GIVEN EXERCISE: Find every line of the listing below where "Илья" appears, and copy it.

Dataset records:
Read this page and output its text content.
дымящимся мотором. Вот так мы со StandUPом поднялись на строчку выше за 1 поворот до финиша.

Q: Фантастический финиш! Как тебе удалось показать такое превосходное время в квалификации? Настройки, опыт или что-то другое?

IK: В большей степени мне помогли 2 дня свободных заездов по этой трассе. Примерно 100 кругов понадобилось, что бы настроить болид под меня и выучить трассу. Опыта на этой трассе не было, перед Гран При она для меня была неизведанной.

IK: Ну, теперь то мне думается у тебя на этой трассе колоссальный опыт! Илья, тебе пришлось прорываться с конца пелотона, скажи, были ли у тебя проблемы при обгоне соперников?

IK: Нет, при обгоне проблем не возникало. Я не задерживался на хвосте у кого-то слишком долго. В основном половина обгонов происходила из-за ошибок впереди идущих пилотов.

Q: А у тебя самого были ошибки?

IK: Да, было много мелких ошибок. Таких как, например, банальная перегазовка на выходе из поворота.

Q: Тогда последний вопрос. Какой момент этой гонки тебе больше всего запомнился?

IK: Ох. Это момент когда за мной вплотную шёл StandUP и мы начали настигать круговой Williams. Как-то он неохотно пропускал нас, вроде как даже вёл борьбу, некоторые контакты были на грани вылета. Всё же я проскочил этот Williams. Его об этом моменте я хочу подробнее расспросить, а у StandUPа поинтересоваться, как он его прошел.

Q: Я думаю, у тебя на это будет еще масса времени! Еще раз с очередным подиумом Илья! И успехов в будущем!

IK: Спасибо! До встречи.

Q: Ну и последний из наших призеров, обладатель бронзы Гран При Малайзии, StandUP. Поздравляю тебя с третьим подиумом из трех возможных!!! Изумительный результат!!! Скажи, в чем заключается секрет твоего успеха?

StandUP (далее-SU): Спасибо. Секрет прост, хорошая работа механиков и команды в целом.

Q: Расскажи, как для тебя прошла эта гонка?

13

WRITTEN REPLY:
IK: Ну, теперь то мне думается у тебя на этой трассе колоссальный опыт! Илья, тебе пришлось прорываться с конца пелотона, скажи, были ли у тебя проблемы при обгоне соперников?
Q: Я думаю, у тебя на это будет еще масса времени! Еще раз с очередным подиумом Илья! И успехов в будущем!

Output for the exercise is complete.